EXERCISE DETAILS
Pull out every line with the word "JSON" from the entries below.

— START EXTRACTED INFORMATION —

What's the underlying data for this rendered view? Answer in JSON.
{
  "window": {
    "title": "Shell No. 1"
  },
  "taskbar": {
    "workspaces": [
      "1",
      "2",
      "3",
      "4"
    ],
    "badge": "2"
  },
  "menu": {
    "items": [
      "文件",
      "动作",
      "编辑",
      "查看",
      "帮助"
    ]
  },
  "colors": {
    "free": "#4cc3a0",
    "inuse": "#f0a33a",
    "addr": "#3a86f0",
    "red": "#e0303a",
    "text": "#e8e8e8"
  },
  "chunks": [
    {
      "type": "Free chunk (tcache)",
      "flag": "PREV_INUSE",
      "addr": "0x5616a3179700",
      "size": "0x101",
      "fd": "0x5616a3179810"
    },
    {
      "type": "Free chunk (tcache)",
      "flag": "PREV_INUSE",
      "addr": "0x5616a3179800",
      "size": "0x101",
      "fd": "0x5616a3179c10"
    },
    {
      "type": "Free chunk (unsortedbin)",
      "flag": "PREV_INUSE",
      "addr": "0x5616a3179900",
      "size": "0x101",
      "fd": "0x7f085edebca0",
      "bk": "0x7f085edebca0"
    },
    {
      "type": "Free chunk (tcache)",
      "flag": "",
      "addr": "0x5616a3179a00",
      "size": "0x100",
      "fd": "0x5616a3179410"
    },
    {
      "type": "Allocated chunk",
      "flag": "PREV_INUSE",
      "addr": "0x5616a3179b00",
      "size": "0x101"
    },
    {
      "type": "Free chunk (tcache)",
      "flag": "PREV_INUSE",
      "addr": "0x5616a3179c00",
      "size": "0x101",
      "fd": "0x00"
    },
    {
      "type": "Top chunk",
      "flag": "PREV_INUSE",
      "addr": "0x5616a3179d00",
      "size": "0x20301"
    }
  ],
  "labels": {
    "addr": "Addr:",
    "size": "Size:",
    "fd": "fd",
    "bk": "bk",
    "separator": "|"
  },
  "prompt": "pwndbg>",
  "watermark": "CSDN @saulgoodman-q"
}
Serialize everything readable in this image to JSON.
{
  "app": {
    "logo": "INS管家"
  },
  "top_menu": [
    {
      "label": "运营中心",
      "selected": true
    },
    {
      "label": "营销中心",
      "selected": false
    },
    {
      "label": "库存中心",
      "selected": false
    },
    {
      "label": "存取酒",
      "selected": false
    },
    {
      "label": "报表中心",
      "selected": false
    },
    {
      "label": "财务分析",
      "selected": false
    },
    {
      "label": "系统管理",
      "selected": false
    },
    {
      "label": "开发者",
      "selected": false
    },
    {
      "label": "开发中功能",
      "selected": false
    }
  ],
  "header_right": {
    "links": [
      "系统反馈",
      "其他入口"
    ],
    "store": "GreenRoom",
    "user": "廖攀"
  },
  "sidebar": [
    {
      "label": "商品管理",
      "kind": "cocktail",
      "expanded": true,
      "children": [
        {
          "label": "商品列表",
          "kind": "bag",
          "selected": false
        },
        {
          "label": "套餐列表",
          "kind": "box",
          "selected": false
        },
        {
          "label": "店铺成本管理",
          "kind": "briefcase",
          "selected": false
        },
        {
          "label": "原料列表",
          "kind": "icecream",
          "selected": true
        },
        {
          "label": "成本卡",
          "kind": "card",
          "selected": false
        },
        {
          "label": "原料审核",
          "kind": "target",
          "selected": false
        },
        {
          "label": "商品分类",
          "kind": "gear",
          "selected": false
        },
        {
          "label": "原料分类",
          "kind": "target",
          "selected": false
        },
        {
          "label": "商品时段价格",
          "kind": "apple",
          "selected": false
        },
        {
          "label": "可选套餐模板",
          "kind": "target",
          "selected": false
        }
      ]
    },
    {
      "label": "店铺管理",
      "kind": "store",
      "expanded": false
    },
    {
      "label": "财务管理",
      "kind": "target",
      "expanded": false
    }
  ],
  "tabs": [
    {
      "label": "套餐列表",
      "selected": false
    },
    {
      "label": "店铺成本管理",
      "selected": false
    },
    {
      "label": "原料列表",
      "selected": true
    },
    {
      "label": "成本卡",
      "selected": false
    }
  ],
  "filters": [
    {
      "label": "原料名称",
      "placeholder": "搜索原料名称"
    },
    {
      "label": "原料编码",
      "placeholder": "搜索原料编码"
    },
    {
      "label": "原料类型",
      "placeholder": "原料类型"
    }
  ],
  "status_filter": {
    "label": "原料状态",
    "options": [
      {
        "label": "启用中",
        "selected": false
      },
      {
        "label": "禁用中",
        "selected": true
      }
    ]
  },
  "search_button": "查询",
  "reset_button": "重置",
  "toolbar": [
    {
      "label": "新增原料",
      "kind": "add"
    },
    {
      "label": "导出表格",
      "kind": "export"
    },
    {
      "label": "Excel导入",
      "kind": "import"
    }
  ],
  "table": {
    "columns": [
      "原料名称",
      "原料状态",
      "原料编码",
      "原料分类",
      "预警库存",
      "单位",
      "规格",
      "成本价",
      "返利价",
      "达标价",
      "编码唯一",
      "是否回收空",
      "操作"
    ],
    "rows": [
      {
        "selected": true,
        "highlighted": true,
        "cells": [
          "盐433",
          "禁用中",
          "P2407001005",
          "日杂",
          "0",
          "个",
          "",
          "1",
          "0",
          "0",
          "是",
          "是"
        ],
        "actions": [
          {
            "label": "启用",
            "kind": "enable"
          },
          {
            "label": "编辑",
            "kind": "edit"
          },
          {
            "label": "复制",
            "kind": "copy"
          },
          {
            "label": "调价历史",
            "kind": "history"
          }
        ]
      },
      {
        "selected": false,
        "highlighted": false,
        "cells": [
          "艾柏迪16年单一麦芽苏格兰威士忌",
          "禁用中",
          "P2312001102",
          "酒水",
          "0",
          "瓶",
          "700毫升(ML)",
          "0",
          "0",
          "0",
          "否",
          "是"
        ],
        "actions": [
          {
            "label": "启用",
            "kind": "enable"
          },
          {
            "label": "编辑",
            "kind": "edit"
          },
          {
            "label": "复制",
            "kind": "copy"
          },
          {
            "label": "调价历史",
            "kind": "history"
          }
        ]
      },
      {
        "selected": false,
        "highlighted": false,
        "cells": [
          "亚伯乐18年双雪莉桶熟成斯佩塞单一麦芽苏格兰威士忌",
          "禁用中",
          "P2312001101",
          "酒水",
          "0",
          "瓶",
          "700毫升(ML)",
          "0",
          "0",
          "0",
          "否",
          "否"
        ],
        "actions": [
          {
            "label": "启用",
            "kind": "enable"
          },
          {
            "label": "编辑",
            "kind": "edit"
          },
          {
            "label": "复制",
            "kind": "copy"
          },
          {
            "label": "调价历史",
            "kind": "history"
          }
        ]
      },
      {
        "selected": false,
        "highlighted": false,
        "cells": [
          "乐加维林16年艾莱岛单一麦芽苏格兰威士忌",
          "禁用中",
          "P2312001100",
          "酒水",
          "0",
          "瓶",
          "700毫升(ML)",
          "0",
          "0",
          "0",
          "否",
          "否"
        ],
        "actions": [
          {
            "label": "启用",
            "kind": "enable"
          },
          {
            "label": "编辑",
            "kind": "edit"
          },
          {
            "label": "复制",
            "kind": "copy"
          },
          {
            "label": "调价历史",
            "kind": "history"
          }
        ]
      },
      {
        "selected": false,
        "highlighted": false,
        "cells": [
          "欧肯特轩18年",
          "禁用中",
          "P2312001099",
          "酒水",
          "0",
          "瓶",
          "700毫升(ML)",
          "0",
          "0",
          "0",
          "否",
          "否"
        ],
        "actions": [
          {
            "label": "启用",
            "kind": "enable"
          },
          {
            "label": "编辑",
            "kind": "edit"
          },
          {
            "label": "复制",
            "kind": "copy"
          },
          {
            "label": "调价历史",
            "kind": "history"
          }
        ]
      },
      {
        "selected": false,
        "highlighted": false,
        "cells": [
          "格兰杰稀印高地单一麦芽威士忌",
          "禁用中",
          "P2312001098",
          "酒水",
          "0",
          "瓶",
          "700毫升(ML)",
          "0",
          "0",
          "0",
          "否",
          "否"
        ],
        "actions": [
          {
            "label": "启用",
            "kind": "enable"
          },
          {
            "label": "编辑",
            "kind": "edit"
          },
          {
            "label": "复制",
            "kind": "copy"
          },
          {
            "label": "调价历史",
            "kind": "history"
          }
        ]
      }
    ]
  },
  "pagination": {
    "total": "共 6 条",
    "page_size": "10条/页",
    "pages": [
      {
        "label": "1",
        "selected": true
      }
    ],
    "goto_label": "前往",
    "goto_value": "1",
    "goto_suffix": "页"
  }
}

— END EXTRACTED INFORMATION —

WORKED ANSWER
What's the underlying data for this rendered view? Answer in JSON.
Serialize everything readable in this image to JSON.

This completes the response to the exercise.